Stored records:
>> begin
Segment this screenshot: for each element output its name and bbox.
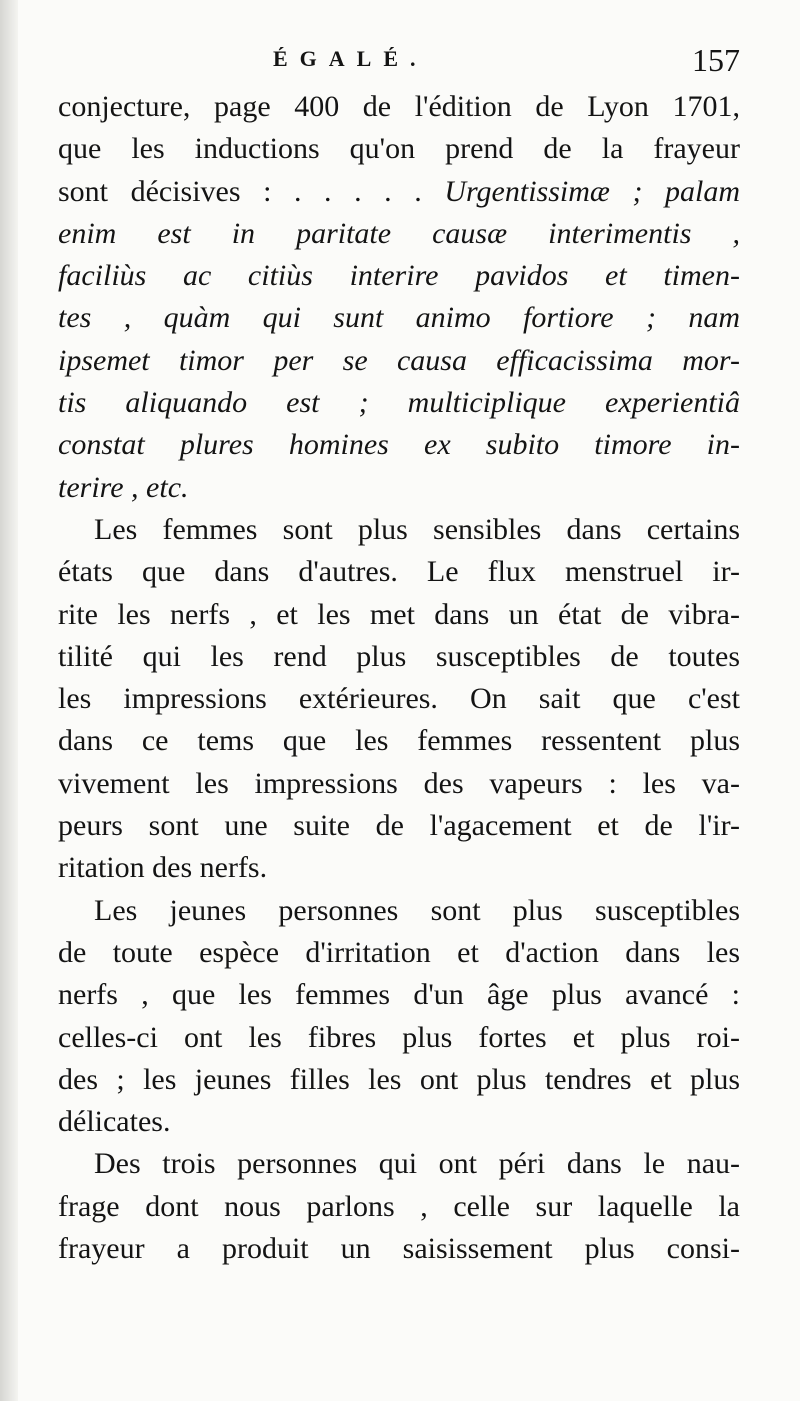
running-head: ÉGALÉ. <box>273 46 428 71</box>
latin-quote-line: terire , etc. <box>58 470 189 504</box>
latin-quote-start: Urgentissimæ ; palam <box>444 174 740 208</box>
text-line: celles-ci ont les fibres plus fortes et plus roi- <box>58 1020 740 1054</box>
text-line: que les inductions qu'on prend de la frayeur <box>58 132 740 166</box>
text-line: vivement les impressions des vapeurs : les va- <box>58 766 740 800</box>
latin-quote-line: tis aliquando est ; multiciplique experientiâ <box>58 386 740 420</box>
text-line: dans ce tems que les femmes ressentent plus <box>58 724 740 758</box>
latin-quote-line: faciliùs ac citiùs interire pavidos et timen- <box>58 259 740 293</box>
text-line: peurs sont une suite de l'agacement et de l'ir- <box>58 809 740 843</box>
text-line: états que dans d'autres. Le flux menstruel ir- <box>58 555 740 589</box>
text-line: rite les nerfs , et les met dans un état de vibra- <box>58 597 740 631</box>
latin-quote-line: enim est in paritate causæ interimentis , <box>58 216 740 250</box>
text-line: délicates. <box>58 1105 171 1139</box>
page-header <box>58 42 740 82</box>
page-number: 157 <box>692 42 740 78</box>
text-line: nerfs , que les femmes d'un âge plus avancé : <box>58 978 740 1012</box>
text-line: tilité qui les rend plus susceptibles de toutes <box>58 639 740 673</box>
text-line-mixed <box>58 171 740 213</box>
body-text <box>58 86 740 1270</box>
text-line: frayeur a produit un saisissement plus consi- <box>58 1232 740 1266</box>
latin-quote-line: constat plures homines ex subito timore in- <box>58 428 740 462</box>
text-line: ritation des nerfs. <box>58 851 268 885</box>
scan-edge-shadow <box>0 0 18 1401</box>
paragraph-first-line: Les jeunes personnes sont plus susceptibles <box>94 893 740 927</box>
text-segment: sont décisives : . . . . . <box>58 174 422 208</box>
paragraph-first-line: Les femmes sont plus sensibles dans certains <box>94 512 740 546</box>
latin-quote-line: ipsemet timor per se causa efficacissima mor- <box>58 343 740 377</box>
text-line: de toute espèce d'irritation et d'action dans les <box>58 935 740 969</box>
latin-quote-line: tes , quàm qui sunt animo fortiore ; nam <box>58 301 740 335</box>
paragraph-first-line: Des trois personnes qui ont péri dans le nau- <box>94 1147 740 1181</box>
text-line: les impressions extérieures. On sait que c'est <box>58 682 740 716</box>
text-line: conjecture, page 400 de l'édition de Lyon 1701, <box>58 90 740 123</box>
text-line: des ; les jeunes filles les ont plus tendres et plus <box>58 1062 740 1096</box>
text-line: frage dont nous parlons , celle sur laquelle la <box>58 1189 740 1223</box>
>> end
» TASK TO CARRY OUT
Please copy the rows starting with the line that contains "running-head: ÉGALÉ. <box>273 46 428 71</box>" and going on through the line that contains "latin-quote-line: enim est", keeping each one unchanged.

» RESPONSE TO THIS TASK
running-head: ÉGALÉ. <box>273 46 428 71</box>
latin-quote-line: terire , etc. <box>58 470 189 504</box>
latin-quote-start: Urgentissimæ ; palam <box>444 174 740 208</box>
text-line: celles-ci ont les fibres plus fortes et plus roi- <box>58 1020 740 1054</box>
text-line: que les inductions qu'on prend de la frayeur <box>58 132 740 166</box>
text-line: vivement les impressions des vapeurs : les va- <box>58 766 740 800</box>
latin-quote-line: tis aliquando est ; multiciplique experientiâ <box>58 386 740 420</box>
text-line: dans ce tems que les femmes ressentent plus <box>58 724 740 758</box>
latin-quote-line: faciliùs ac citiùs interire pavidos et timen- <box>58 259 740 293</box>
text-line: peurs sont une suite de l'agacement et de l'ir- <box>58 809 740 843</box>
text-line: états que dans d'autres. Le flux menstruel ir- <box>58 555 740 589</box>
text-line: rite les nerfs , et les met dans un état de vibra- <box>58 597 740 631</box>
latin-quote-line: enim est in paritate causæ interimentis , <box>58 216 740 250</box>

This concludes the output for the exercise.